** start Supplied data **

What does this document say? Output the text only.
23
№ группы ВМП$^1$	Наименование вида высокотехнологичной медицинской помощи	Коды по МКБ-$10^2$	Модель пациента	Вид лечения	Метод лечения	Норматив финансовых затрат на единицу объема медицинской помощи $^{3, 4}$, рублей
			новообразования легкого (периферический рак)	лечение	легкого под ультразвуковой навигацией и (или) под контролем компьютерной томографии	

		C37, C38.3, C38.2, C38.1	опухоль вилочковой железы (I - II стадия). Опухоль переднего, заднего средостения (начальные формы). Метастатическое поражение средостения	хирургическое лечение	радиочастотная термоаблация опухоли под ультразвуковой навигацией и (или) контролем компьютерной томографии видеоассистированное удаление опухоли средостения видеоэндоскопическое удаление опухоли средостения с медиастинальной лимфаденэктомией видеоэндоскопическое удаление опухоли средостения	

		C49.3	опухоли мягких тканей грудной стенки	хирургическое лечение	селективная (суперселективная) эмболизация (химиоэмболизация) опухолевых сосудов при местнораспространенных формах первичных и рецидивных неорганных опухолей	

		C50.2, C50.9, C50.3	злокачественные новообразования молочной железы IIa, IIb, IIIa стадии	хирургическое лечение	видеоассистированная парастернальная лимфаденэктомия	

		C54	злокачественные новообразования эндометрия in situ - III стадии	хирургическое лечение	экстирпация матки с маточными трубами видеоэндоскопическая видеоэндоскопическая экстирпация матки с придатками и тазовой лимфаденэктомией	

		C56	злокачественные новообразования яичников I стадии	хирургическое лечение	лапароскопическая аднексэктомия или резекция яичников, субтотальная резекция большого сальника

** end Supplied data **

- [Requirements]: Of all the lines above, how many contain the word "железы"? Answer with only the number.

- [Answer to the problem]: 2